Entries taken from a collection
###
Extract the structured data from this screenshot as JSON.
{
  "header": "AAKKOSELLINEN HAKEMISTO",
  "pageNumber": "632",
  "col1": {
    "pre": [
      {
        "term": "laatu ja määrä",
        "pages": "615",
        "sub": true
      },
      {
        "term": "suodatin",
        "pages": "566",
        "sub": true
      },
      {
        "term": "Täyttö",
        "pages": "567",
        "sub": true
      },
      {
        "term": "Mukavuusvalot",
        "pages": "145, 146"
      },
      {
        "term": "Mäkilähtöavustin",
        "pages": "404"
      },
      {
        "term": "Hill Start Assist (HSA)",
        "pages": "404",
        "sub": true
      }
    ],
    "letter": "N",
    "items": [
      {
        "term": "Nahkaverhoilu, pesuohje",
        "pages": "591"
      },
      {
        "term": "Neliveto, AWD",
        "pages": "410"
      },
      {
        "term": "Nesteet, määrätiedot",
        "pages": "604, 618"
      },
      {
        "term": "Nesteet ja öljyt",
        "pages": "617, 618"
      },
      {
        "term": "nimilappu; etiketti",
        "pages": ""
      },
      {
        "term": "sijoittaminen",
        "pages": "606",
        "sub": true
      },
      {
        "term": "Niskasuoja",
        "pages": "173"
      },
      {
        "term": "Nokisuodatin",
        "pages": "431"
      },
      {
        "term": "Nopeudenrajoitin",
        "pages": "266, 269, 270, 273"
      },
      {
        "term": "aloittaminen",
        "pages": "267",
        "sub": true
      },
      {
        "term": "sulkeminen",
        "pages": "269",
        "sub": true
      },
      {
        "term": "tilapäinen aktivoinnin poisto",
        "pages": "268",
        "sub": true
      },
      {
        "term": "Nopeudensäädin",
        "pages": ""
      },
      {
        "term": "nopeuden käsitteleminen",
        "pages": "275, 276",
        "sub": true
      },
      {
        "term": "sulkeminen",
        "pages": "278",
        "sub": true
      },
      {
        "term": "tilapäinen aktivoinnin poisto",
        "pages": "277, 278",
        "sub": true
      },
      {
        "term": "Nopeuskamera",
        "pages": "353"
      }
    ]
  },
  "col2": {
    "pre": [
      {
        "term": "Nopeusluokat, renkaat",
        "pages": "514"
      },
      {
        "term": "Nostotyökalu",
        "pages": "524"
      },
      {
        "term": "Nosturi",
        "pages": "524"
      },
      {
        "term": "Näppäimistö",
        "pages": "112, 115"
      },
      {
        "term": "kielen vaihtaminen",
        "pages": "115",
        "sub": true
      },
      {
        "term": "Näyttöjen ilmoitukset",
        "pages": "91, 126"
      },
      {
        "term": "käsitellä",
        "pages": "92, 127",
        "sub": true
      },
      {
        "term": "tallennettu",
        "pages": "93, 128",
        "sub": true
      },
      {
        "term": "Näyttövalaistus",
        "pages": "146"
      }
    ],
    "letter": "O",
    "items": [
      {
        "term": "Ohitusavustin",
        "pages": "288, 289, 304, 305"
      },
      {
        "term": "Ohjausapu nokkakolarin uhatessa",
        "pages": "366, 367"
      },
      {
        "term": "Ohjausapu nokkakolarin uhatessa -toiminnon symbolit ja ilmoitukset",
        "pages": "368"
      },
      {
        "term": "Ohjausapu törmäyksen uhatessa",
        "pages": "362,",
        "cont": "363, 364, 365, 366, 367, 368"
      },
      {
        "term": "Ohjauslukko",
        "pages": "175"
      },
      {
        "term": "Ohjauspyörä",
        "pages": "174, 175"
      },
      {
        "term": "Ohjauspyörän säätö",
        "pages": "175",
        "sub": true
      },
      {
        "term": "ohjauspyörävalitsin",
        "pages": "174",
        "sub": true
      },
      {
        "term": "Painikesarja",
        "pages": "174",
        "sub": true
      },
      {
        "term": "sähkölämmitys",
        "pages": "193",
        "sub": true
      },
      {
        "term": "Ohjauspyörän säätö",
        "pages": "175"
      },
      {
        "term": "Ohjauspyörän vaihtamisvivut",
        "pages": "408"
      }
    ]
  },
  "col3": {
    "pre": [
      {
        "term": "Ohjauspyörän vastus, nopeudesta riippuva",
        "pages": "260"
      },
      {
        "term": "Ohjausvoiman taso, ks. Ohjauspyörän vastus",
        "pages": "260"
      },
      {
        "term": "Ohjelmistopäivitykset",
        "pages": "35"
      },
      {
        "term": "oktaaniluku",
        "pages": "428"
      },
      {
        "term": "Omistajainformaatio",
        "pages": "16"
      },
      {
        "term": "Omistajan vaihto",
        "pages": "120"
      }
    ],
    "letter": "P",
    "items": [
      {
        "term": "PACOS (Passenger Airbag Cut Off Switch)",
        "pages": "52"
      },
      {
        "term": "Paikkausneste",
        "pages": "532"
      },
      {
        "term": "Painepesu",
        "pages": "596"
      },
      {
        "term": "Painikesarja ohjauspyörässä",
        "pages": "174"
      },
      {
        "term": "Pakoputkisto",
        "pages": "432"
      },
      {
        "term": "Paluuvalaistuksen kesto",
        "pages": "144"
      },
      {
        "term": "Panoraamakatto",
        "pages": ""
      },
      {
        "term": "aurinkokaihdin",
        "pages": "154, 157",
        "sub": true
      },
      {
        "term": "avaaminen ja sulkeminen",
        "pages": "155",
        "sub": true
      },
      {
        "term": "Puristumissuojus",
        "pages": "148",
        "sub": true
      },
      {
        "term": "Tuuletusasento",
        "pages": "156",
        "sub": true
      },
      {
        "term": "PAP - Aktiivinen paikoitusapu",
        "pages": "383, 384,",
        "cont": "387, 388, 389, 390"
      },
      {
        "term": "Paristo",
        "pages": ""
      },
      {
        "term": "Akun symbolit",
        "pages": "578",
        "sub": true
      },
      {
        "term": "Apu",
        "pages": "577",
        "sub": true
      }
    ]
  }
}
###
▸ **Work to do**:
Pick each line holding the word "ilmoitukset" out of the data and copy it.

▸ **Solution for this task**:
        "term": "Näyttöjen ilmoitukset",
        "term": "Ohjausapu nokkakolarin uhatessa -toiminnon symbolit ja ilmoitukset",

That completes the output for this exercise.